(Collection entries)
[start]

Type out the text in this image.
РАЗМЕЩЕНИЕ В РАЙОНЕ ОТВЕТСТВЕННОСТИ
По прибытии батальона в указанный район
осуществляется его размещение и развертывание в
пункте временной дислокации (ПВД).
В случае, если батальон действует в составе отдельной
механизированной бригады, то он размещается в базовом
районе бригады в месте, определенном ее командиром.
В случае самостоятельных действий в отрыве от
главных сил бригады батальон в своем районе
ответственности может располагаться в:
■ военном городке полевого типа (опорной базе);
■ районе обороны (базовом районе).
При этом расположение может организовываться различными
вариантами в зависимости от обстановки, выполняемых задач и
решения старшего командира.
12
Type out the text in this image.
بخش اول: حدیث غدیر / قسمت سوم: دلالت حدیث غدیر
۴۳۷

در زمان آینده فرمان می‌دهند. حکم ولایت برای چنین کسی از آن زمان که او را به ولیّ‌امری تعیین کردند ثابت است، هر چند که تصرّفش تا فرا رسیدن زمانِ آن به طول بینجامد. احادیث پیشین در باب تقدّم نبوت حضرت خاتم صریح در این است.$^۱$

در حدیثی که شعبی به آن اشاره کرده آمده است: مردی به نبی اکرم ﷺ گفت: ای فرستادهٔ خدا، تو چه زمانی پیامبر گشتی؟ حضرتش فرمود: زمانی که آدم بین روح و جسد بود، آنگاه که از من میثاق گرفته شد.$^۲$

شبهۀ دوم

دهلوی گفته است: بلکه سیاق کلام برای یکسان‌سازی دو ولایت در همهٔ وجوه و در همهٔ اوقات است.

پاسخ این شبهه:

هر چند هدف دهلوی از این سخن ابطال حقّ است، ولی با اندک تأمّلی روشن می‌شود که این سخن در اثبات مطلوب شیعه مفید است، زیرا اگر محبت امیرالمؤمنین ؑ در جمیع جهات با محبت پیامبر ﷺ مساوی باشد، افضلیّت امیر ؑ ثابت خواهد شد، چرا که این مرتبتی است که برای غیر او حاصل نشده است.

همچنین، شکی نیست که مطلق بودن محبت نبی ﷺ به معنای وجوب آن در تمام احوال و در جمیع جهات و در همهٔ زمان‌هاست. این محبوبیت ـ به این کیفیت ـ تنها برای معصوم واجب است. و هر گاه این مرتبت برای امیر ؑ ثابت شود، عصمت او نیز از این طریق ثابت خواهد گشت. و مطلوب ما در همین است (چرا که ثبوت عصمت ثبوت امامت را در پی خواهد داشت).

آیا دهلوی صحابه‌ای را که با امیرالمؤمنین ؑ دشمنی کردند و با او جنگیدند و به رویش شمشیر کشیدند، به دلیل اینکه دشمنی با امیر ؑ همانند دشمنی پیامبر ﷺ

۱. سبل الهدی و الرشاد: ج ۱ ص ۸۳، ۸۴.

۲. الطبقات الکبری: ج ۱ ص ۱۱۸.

[end]

Directions
Output the entries verbatim.

Full answer
Type out the text in this image.
РАЗМЕЩЕНИЕ В РАЙОНЕ ОТВЕТСТВЕННОСТИ
По прибытии батальона в указанный район
осуществляется его размещение и развертывание в
пункте временной дислокации (ПВД).
В случае, если батальон действует в составе отдельной
механизированной бригады, то он размещается в базовом
районе бригады в месте, определенном ее командиром.
В случае самостоятельных действий в отрыве от
главных сил бригады батальон в своем районе
ответственности может располагаться в:
■ военном городке полевого типа (опорной базе);
■ районе обороны (базовом районе).
При этом расположение может организовываться различными
вариантами в зависимости от обстановки, выполняемых задач и
решения старшего командира.
12
Type out the text in this image.
بخش اول: حدیث غدیر / قسمت سوم: دلالت حدیث غدیر
۴۳۷

در زمان آینده فرمان می‌دهند. حکم ولایت برای چنین کسی از آن زمان که او را به ولیّ‌امری تعیین کردند ثابت است، هر چند که تصرّفش تا فرا رسیدن زمانِ آن به طول بینجامد. احادیث پیشین در باب تقدّم نبوت حضرت خاتم صریح در این است.$^۱$

در حدیثی که شعبی به آن اشاره کرده آمده است: مردی به نبی اکرم ﷺ گفت: ای فرستادهٔ خدا، تو چه زمانی پیامبر گشتی؟ حضرتش فرمود: زمانی که آدم بین روح و جسد بود، آنگاه که از من میثاق گرفته شد.$^۲$

شبهۀ دوم

دهلوی گفته است: بلکه سیاق کلام برای یکسان‌سازی دو ولایت در همهٔ وجوه و در همهٔ اوقات است.

پاسخ این شبهه:

هر چند هدف دهلوی از این سخن ابطال حقّ است، ولی با اندک تأمّلی روشن می‌شود که این سخن در اثبات مطلوب شیعه مفید است، زیرا اگر محبت امیرالمؤمنین ؑ در جمیع جهات با محبت پیامبر ﷺ مساوی باشد، افضلیّت امیر ؑ ثابت خواهد شد، چرا که این مرتبتی است که برای غیر او حاصل نشده است.

همچنین، شکی نیست که مطلق بودن محبت نبی ﷺ به معنای وجوب آن در تمام احوال و در جمیع جهات و در همهٔ زمان‌هاست. این محبوبیت ـ به این کیفیت ـ تنها برای معصوم واجب است. و هر گاه این مرتبت برای امیر ؑ ثابت شود، عصمت او نیز از این طریق ثابت خواهد گشت. و مطلوب ما در همین است (چرا که ثبوت عصمت ثبوت امامت را در پی خواهد داشت).

آیا دهلوی صحابه‌ای را که با امیرالمؤمنین ؑ دشمنی کردند و با او جنگیدند و به رویش شمشیر کشیدند، به دلیل اینکه دشمنی با امیر ؑ همانند دشمنی پیامبر ﷺ

۱. سبل الهدی و الرشاد: ج ۱ ص ۸۳، ۸۴.

۲. الطبقات الکبری: ج ۱ ص ۱۱۸.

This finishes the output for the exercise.